BEGIN Entries supplied

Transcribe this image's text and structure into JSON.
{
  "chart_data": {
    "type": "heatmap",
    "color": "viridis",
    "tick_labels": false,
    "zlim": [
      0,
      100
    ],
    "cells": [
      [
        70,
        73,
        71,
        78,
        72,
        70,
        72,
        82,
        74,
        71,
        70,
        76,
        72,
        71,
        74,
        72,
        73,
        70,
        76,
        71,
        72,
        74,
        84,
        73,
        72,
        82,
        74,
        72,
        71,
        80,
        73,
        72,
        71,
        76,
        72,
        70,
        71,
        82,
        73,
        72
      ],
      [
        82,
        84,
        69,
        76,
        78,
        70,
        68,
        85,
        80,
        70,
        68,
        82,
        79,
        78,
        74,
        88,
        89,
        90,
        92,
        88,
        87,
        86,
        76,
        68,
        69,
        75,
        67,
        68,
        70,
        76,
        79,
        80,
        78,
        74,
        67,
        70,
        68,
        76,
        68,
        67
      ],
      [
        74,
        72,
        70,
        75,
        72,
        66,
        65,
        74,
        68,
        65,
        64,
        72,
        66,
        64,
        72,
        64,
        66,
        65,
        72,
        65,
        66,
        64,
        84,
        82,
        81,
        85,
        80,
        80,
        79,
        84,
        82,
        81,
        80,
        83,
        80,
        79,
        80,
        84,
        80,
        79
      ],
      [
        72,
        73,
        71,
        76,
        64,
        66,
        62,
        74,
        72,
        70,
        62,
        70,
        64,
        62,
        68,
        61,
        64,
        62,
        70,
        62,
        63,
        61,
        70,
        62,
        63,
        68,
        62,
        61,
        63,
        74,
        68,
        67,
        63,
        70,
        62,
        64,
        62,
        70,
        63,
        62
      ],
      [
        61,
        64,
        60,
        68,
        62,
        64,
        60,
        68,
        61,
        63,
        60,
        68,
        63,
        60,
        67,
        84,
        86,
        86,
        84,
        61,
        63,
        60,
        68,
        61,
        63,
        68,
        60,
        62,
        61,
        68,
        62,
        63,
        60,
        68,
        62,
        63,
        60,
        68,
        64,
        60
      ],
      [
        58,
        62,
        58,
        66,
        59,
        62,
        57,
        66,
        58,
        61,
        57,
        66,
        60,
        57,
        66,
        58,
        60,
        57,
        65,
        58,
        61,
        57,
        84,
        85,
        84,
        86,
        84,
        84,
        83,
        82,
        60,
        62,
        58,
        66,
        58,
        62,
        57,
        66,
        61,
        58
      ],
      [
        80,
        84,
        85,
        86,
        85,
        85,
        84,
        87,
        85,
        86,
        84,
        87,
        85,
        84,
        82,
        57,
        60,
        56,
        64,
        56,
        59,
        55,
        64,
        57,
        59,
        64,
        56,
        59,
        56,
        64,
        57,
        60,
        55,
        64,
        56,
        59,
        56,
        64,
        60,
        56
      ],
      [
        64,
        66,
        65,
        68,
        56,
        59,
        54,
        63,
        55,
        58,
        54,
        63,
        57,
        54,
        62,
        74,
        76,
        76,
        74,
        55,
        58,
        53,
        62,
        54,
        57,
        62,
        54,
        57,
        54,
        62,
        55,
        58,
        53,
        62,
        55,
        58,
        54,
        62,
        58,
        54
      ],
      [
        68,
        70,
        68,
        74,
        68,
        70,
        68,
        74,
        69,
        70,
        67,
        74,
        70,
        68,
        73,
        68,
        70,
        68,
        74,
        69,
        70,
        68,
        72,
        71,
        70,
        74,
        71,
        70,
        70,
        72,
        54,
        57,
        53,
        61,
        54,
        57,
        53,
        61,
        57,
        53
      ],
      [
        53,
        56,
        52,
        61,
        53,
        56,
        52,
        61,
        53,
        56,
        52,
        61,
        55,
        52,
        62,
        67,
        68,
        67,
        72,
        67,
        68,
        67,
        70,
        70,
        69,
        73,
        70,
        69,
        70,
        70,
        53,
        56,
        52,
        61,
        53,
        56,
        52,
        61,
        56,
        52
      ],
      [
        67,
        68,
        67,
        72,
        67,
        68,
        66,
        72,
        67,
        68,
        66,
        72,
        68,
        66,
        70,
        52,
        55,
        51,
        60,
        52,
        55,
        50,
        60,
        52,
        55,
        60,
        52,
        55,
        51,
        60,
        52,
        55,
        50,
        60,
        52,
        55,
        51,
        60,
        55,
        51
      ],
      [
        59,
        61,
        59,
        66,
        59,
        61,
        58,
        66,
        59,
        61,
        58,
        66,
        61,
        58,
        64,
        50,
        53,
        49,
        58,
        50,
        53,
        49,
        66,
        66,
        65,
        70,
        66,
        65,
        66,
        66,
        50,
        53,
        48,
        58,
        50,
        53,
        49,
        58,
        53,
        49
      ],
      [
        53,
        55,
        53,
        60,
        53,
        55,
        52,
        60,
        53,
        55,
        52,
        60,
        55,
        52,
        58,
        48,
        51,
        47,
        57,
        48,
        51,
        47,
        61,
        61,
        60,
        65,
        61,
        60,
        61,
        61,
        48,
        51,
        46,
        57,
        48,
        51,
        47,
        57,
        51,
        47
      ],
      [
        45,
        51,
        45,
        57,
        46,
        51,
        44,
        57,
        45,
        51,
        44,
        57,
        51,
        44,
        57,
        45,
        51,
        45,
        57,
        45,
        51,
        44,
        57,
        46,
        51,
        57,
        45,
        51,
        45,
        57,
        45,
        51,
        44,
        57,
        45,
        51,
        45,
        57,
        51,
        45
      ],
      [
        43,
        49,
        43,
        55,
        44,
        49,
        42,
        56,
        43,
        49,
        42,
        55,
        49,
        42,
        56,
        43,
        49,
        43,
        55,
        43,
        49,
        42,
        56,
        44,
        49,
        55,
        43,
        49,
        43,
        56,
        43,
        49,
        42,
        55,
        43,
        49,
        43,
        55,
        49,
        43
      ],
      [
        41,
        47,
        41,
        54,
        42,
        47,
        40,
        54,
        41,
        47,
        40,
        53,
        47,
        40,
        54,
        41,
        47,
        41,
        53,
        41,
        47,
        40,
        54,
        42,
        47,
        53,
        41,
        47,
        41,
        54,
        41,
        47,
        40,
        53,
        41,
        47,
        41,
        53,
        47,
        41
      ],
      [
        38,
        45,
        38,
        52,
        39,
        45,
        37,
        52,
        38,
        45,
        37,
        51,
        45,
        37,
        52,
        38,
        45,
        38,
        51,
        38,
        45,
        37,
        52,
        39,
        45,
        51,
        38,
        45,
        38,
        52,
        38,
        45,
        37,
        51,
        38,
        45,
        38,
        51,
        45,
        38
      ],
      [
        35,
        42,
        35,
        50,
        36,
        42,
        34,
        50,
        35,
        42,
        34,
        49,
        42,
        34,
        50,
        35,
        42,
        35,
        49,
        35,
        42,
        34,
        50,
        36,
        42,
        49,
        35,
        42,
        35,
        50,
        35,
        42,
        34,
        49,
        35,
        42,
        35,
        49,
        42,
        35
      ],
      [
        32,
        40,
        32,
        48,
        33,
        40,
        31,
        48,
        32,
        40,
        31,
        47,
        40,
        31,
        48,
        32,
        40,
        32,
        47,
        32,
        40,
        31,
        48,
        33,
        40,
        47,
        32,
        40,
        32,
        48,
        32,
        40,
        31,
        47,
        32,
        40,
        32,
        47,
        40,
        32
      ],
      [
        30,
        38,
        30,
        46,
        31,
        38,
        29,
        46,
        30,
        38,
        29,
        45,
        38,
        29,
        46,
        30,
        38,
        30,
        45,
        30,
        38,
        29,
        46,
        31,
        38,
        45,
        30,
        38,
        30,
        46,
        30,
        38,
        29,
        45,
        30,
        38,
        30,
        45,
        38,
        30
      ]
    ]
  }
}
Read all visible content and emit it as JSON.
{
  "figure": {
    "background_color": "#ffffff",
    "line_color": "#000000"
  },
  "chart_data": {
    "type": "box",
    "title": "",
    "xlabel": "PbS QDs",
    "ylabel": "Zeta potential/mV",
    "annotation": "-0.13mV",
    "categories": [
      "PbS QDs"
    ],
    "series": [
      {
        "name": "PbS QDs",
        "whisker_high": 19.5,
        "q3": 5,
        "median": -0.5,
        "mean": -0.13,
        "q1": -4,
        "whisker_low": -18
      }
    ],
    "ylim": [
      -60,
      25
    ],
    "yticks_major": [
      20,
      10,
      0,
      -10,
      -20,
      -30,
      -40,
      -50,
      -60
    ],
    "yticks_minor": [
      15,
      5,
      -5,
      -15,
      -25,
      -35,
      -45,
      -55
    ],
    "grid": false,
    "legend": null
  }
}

END Entries supplied

### What is needed
Starting at the line that contains "Read all visible content and emit it as JSON.", retype each line through the end of the listing above and nothing else.

### Solution for this exercise
Read all visible content and emit it as JSON.
{
  "figure": {
    "background_color": "#ffffff",
    "line_color": "#000000"
  },
  "chart_data": {
    "type": "box",
    "title": "",
    "xlabel": "PbS QDs",
    "ylabel": "Zeta potential/mV",
    "annotation": "-0.13mV",
    "categories": [
      "PbS QDs"
    ],
    "series": [
      {
        "name": "PbS QDs",
        "whisker_high": 19.5,
        "q3": 5,
        "median": -0.5,
        "mean": -0.13,
        "q1": -4,
        "whisker_low": -18
      }
    ],
    "ylim": [
      -60,
      25
    ],
    "yticks_major": [
      20,
      10,
      0,
      -10,
      -20,
      -30,
      -40,
      -50,
      -60
    ],
    "yticks_minor": [
      15,
      5,
      -5,
      -15,
      -25,
      -35,
      -45,
      -55
    ],
    "grid": false,
    "legend": null
  }
}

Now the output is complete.